Job: Below is a listing; copy all of it exactly.
═════ Raw data ═════
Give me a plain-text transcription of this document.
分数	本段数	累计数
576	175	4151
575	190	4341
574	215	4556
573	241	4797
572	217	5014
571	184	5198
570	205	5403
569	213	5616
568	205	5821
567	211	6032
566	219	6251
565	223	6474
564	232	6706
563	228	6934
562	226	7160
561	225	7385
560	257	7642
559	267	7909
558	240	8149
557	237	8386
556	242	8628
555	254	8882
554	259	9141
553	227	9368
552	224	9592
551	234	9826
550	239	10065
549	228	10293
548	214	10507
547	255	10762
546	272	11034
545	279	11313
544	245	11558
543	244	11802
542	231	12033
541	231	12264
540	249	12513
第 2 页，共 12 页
═════
Expected output:
Give me a plain-text transcription of this document.
分数	本段数	累计数
576	175	4151
575	190	4341
574	215	4556
573	241	4797
572	217	5014
571	184	5198
570	205	5403
569	213	5616
568	205	5821
567	211	6032
566	219	6251
565	223	6474
564	232	6706
563	228	6934
562	226	7160
561	225	7385
560	257	7642
559	267	7909
558	240	8149
557	237	8386
556	242	8628
555	254	8882
554	259	9141
553	227	9368
552	224	9592
551	234	9826
550	239	10065
549	228	10293
548	214	10507
547	255	10762
546	272	11034
545	279	11313
544	245	11558
543	244	11802
542	231	12033
541	231	12264
540	249	12513
第 2 页，共 12 页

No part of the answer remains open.